What to produce
Reproduce word for word everything in the QuickCheck explanation below, from "newtype Gen a" down to "than the original.".

Provided passage
>>

DarkOtter's comment mentions QuickCheck's Arbitrary and CoArbitrary classes, which are certainly the first thing you should try. QuickCheck has this instance:

instance (CoArbitrary a, Arbitrary b) => Arbitrary (a -> b) where ...

As it happens, I was just yesterday reading the QuickCheck code to understand how this works, so I can just share what I learned while it's fresh in my mind. QuickCheck is built around a type that looks like this (and this won't be exactly the same):

type Size = Int

-- | A generator for random values of type @a@.
newtype Gen a = 
    MkGen { -- | Generate a random @a@ using the given randomness source and
            -- size. 
            unGen :: StdGen -> Size -> a 
          }

class Arbitrary a where
    arbitrary :: a -> Gen a

The first trick is that QuickCheck has a function that works like this (and I didn't work out exactly how it's implemented):

-- | Use the given 'Int' to \"perturb\" the generator, i.e., to make a new
-- generator that produces different pseudorandom results than the original.
variant :: Int -> Gen a -> Gen a

Then they use this to implement various instances of this CoArbitrary class:

class CoArbitrary a where
    -- | Use the given `a` to perturb some generator.

<<

Data
>>

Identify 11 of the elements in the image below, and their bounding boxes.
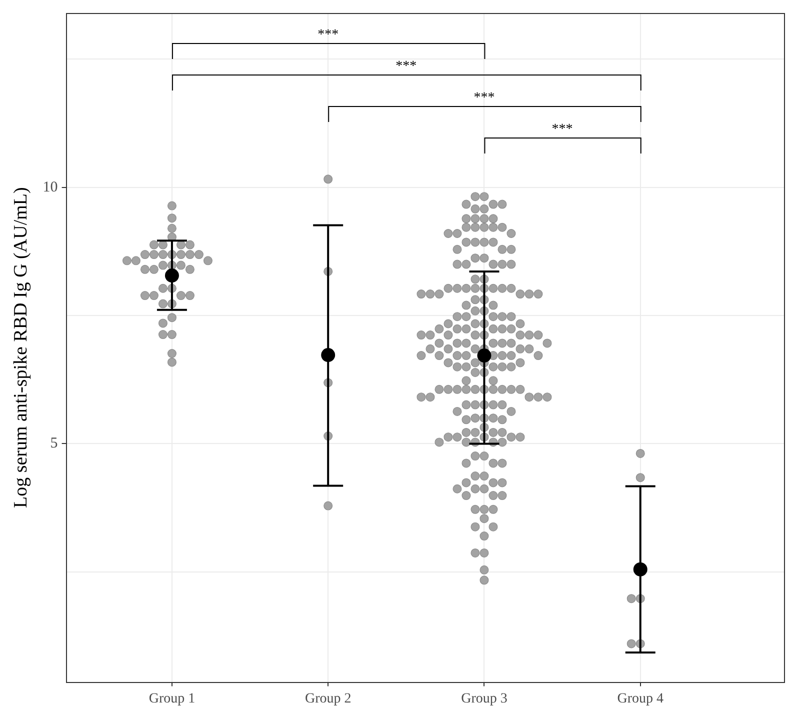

<<

Worked answer
newtype Gen a = 
    MkGen { -- | Generate a random @a@ using the given randomness source and
            -- size. 
            unGen :: StdGen -> Size -> a 
          }

class Arbitrary a where
    arbitrary :: a -> Gen a

The first trick is that QuickCheck has a function that works like this (and I didn't work out exactly how it's implemented):

-- | Use the given 'Int' to \"perturb\" the generator, i.e., to make a new
-- generator that produces different pseudorandom results than the original.